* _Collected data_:
----------------

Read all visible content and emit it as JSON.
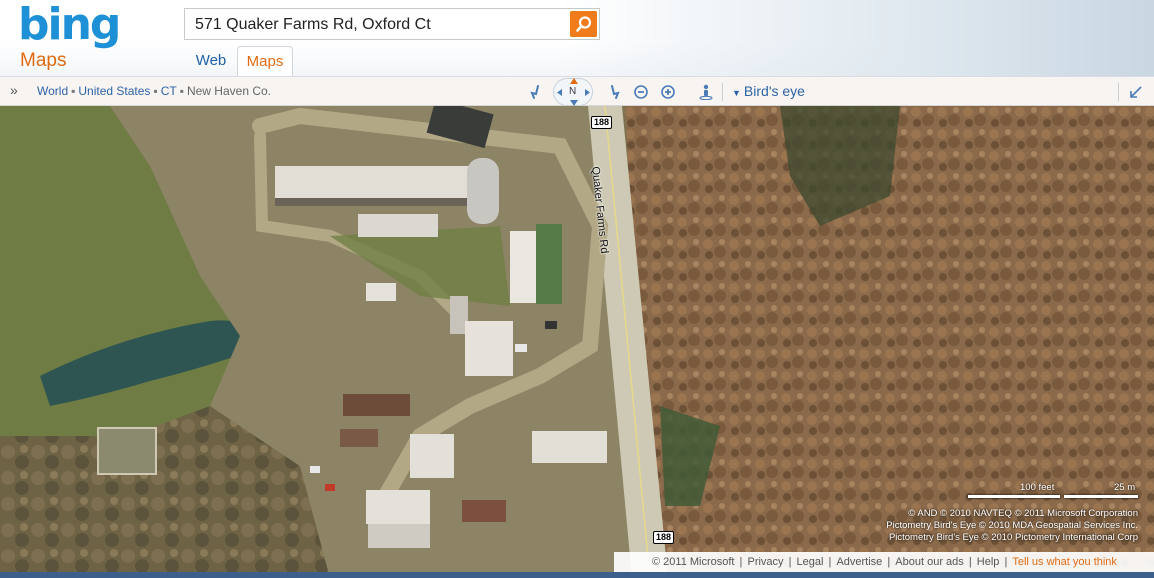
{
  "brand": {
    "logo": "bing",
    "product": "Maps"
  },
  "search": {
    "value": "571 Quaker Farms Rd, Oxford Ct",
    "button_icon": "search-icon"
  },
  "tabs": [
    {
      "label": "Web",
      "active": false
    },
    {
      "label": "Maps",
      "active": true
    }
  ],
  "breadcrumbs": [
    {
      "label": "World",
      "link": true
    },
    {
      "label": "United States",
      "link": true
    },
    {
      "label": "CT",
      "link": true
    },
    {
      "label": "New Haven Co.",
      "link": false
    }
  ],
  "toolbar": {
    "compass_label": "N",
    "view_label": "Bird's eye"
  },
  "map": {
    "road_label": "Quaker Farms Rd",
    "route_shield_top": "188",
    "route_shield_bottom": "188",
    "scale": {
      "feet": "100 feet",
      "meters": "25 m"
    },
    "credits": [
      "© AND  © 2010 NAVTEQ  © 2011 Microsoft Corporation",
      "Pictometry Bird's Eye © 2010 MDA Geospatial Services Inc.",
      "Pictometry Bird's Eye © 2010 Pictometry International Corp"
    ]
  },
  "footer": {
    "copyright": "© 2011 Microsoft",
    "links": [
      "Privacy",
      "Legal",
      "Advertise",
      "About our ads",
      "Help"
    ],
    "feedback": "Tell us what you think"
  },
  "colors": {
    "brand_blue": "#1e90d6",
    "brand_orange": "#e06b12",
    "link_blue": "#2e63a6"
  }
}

----------------

* _EXERCISE TASK_: Retype everything in the material word for word, minus pictures.

* _PROBLEM SOLUTION_:
Read all visible content and emit it as JSON.
{
  "brand": {
    "logo": "bing",
    "product": "Maps"
  },
  "search": {
    "value": "571 Quaker Farms Rd, Oxford Ct",
    "button_icon": "search-icon"
  },
  "tabs": [
    {
      "label": "Web",
      "active": false
    },
    {
      "label": "Maps",
      "active": true
    }
  ],
  "breadcrumbs": [
    {
      "label": "World",
      "link": true
    },
    {
      "label": "United States",
      "link": true
    },
    {
      "label": "CT",
      "link": true
    },
    {
      "label": "New Haven Co.",
      "link": false
    }
  ],
  "toolbar": {
    "compass_label": "N",
    "view_label": "Bird's eye"
  },
  "map": {
    "road_label": "Quaker Farms Rd",
    "route_shield_top": "188",
    "route_shield_bottom": "188",
    "scale": {
      "feet": "100 feet",
      "meters": "25 m"
    },
    "credits": [
      "© AND  © 2010 NAVTEQ  © 2011 Microsoft Corporation",
      "Pictometry Bird's Eye © 2010 MDA Geospatial Services Inc.",
      "Pictometry Bird's Eye © 2010 Pictometry International Corp"
    ]
  },
  "footer": {
    "copyright": "© 2011 Microsoft",
    "links": [
      "Privacy",
      "Legal",
      "Advertise",
      "About our ads",
      "Help"
    ],
    "feedback": "Tell us what you think"
  },
  "colors": {
    "brand_blue": "#1e90d6",
    "brand_orange": "#e06b12",
    "link_blue": "#2e63a6"
  }
}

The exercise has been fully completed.